Read the material below and count the lines holding the string "doctoral". Give that count with nothing added.

Lines of data:

════════════════

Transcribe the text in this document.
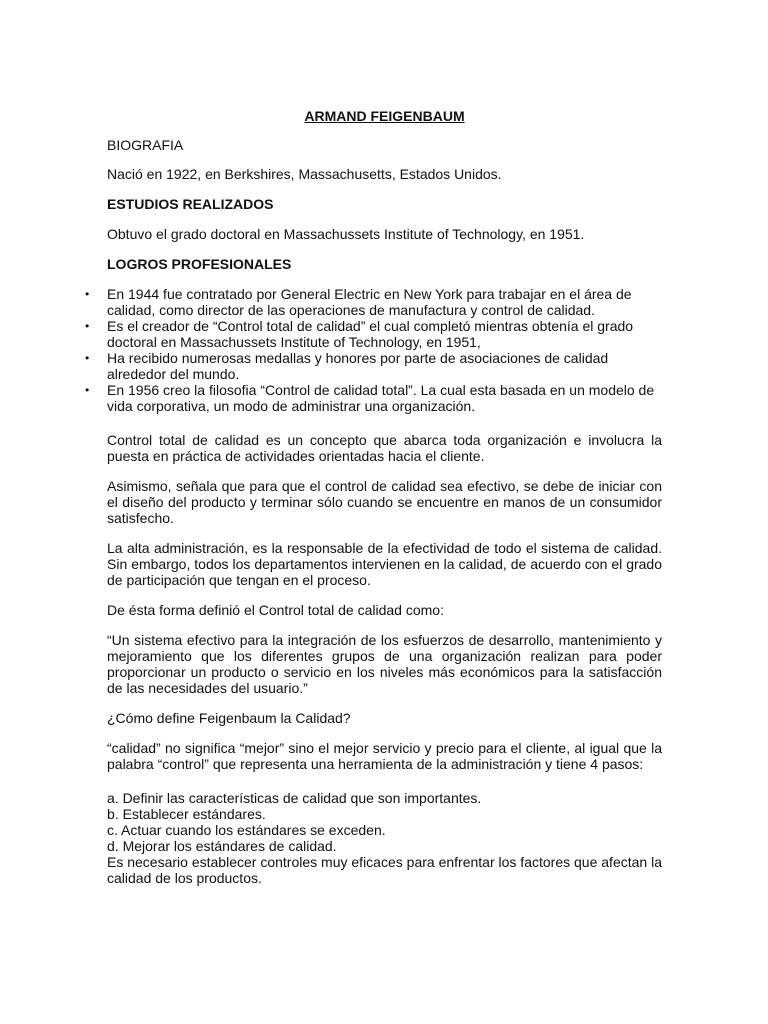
ARMAND FEIGENBAUM

BIOGRAFIA

Nació en 1922, en Berkshires, Massachusetts, Estados Unidos.

ESTUDIOS REALIZADOS

Obtuvo el grado doctoral en Massachussets Institute of Technology, en 1951.

LOGROS PROFESIONALES

• En 1944 fue contratado por General Electric en New York para trabajar en el área de calidad, como director de las operaciones de manufactura y control de calidad.
• Es el creador de “Control total de calidad” el cual completó mientras obtenía el grado doctoral en Massachussets Institute of Technology, en 1951,
• Ha recibido numerosas medallas y honores por parte de asociaciones de calidad alrededor del mundo.
• En 1956 creo la filosofia “Control de calidad total”. La cual esta basada en un modelo de vida corporativa, un modo de administrar una organización.

Control total de calidad es un concepto que abarca toda organización e involucra la puesta en práctica de actividades orientadas hacia el cliente.

Asimismo, señala que para que el control de calidad sea efectivo, se debe de iniciar con el diseño del producto y terminar sólo cuando se encuentre en manos de un consumidor satisfecho.

La alta administración, es la responsable de la efectividad de todo el sistema de calidad. Sin embargo, todos los departamentos intervienen en la calidad, de acuerdo con el grado de participación que tengan en el proceso.

De ésta forma definió el Control total de calidad como:

“Un sistema efectivo para la integración de los esfuerzos de desarrollo, mantenimiento y mejoramiento que los diferentes grupos de una organización realizan para poder proporcionar un producto o servicio en los niveles más económicos para la satisfacción de las necesidades del usuario.”

¿Cómo define Feigenbaum la Calidad?

“calidad” no significa “mejor” sino el mejor servicio y precio para el cliente, al igual que la palabra “control” que representa una herramienta de la administración y tiene 4 pasos:

a. Definir las características de calidad que son importantes.

b. Establecer estándares.

c. Actuar cuando los estándares se exceden.

d. Mejorar los estándares de calidad.

Es necesario establecer controles muy eficaces para enfrentar los factores que afectan la calidad de los productos.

════════════════

The solution:
2